--- What the exercise asks ---
Repeat the whole listing exactly as written.

:: Exercise input ::

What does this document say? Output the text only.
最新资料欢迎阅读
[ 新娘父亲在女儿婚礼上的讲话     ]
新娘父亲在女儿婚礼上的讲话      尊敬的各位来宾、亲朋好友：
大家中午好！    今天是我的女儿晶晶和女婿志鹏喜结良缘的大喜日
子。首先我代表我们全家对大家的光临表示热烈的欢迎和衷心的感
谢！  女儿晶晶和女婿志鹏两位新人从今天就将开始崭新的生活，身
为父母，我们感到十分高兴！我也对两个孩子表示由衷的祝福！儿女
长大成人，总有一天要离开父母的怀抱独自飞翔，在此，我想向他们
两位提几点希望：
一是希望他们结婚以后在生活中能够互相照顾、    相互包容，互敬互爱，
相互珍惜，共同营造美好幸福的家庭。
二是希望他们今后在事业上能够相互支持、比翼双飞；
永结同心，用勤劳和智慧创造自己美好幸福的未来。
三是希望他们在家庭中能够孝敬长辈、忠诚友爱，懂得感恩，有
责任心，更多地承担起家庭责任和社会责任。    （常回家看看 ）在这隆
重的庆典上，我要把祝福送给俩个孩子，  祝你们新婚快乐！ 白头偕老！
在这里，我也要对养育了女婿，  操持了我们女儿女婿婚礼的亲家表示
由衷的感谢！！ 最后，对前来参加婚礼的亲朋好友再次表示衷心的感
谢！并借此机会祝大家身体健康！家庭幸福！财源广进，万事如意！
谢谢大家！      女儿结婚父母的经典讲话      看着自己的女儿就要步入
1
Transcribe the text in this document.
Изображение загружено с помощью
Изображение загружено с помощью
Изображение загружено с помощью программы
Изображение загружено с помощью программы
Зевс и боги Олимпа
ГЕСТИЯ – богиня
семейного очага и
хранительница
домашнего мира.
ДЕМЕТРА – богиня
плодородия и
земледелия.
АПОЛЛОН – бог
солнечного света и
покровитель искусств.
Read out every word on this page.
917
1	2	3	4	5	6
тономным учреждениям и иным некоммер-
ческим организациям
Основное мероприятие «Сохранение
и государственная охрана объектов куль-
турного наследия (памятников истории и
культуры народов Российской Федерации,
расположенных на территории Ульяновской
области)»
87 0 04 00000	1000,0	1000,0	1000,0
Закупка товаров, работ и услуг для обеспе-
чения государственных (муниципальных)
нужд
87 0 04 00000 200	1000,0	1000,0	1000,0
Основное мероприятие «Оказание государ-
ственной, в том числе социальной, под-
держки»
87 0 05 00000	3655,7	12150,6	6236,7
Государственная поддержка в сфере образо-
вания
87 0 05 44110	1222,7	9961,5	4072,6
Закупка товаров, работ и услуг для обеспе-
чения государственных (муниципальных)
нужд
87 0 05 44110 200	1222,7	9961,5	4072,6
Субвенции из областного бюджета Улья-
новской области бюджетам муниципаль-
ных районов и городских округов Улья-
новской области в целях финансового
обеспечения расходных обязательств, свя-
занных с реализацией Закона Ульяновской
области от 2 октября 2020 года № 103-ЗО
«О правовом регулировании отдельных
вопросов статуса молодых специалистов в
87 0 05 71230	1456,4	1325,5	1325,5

:::

--- Full solution ---
What does this document say? Output the text only.
最新资料欢迎阅读
[ 新娘父亲在女儿婚礼上的讲话     ]
新娘父亲在女儿婚礼上的讲话      尊敬的各位来宾、亲朋好友：
大家中午好！    今天是我的女儿晶晶和女婿志鹏喜结良缘的大喜日
子。首先我代表我们全家对大家的光临表示热烈的欢迎和衷心的感
谢！  女儿晶晶和女婿志鹏两位新人从今天就将开始崭新的生活，身
为父母，我们感到十分高兴！我也对两个孩子表示由衷的祝福！儿女
长大成人，总有一天要离开父母的怀抱独自飞翔，在此，我想向他们
两位提几点希望：
一是希望他们结婚以后在生活中能够互相照顾、    相互包容，互敬互爱，
相互珍惜，共同营造美好幸福的家庭。
二是希望他们今后在事业上能够相互支持、比翼双飞；
永结同心，用勤劳和智慧创造自己美好幸福的未来。
三是希望他们在家庭中能够孝敬长辈、忠诚友爱，懂得感恩，有
责任心，更多地承担起家庭责任和社会责任。    （常回家看看 ）在这隆
重的庆典上，我要把祝福送给俩个孩子，  祝你们新婚快乐！ 白头偕老！
在这里，我也要对养育了女婿，  操持了我们女儿女婿婚礼的亲家表示
由衷的感谢！！ 最后，对前来参加婚礼的亲朋好友再次表示衷心的感
谢！并借此机会祝大家身体健康！家庭幸福！财源广进，万事如意！
谢谢大家！      女儿结婚父母的经典讲话      看着自己的女儿就要步入
1
Transcribe the text in this document.
Изображение загружено с помощью
Изображение загружено с помощью
Изображение загружено с помощью программы
Изображение загружено с помощью программы
Зевс и боги Олимпа
ГЕСТИЯ – богиня
семейного очага и
хранительница
домашнего мира.
ДЕМЕТРА – богиня
плодородия и
земледелия.
АПОЛЛОН – бог
солнечного света и
покровитель искусств.
Read out every word on this page.
917
1	2	3	4	5	6
тономным учреждениям и иным некоммер-
ческим организациям
Основное мероприятие «Сохранение
и государственная охрана объектов куль-
турного наследия (памятников истории и
культуры народов Российской Федерации,
расположенных на территории Ульяновской
области)»
87 0 04 00000	1000,0	1000,0	1000,0
Закупка товаров, работ и услуг для обеспе-
чения государственных (муниципальных)
нужд
87 0 04 00000 200	1000,0	1000,0	1000,0
Основное мероприятие «Оказание государ-
ственной, в том числе социальной, под-
держки»
87 0 05 00000	3655,7	12150,6	6236,7
Государственная поддержка в сфере образо-
вания
87 0 05 44110	1222,7	9961,5	4072,6
Закупка товаров, работ и услуг для обеспе-
чения государственных (муниципальных)
нужд
87 0 05 44110 200	1222,7	9961,5	4072,6
Субвенции из областного бюджета Улья-
новской области бюджетам муниципаль-
ных районов и городских округов Улья-
новской области в целях финансового
обеспечения расходных обязательств, свя-
занных с реализацией Закона Ульяновской
области от 2 октября 2020 года № 103-ЗО
«О правовом регулировании отдельных
вопросов статуса молодых специалистов в
87 0 05 71230	1456,4	1325,5	1325,5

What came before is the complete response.